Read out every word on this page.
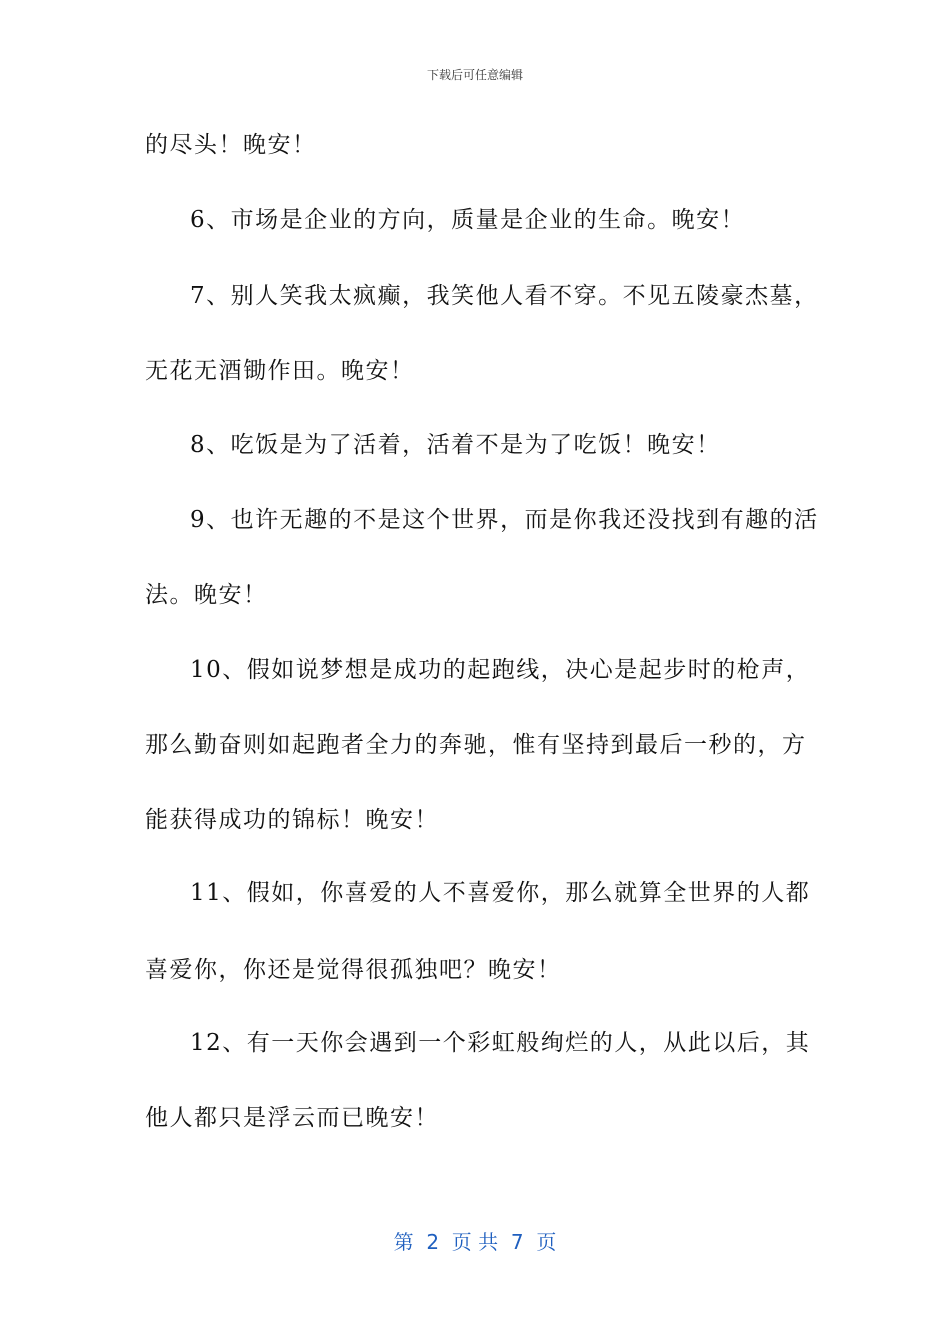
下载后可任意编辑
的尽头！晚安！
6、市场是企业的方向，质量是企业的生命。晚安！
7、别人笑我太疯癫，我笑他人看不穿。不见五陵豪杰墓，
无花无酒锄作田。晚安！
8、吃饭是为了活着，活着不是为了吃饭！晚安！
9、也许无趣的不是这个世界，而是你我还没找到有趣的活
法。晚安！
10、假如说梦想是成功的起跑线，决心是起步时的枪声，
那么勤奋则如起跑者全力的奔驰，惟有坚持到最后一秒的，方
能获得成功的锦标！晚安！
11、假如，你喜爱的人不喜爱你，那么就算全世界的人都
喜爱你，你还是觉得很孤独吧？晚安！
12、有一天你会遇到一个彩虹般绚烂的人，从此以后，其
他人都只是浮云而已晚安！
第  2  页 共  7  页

---

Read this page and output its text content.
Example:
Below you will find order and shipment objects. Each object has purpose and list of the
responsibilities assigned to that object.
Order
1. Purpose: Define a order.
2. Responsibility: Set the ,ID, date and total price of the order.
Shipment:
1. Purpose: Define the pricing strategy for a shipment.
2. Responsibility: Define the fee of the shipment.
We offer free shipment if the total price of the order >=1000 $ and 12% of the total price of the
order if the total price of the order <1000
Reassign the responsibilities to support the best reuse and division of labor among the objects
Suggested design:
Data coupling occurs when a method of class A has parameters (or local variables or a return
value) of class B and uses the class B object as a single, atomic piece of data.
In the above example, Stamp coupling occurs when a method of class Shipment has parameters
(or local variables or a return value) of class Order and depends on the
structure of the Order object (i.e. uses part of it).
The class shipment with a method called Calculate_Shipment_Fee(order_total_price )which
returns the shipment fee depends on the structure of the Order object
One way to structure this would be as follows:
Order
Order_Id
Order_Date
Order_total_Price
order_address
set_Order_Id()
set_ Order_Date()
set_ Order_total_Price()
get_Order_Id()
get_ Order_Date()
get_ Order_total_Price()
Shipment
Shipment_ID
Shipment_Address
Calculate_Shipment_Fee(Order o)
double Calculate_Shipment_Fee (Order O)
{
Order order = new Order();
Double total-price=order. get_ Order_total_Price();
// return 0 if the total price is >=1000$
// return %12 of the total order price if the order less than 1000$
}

Set exercise >>
From the data above, count the lines where "coupling" occurs and give that figure and nothing else.

Exercise result >>
2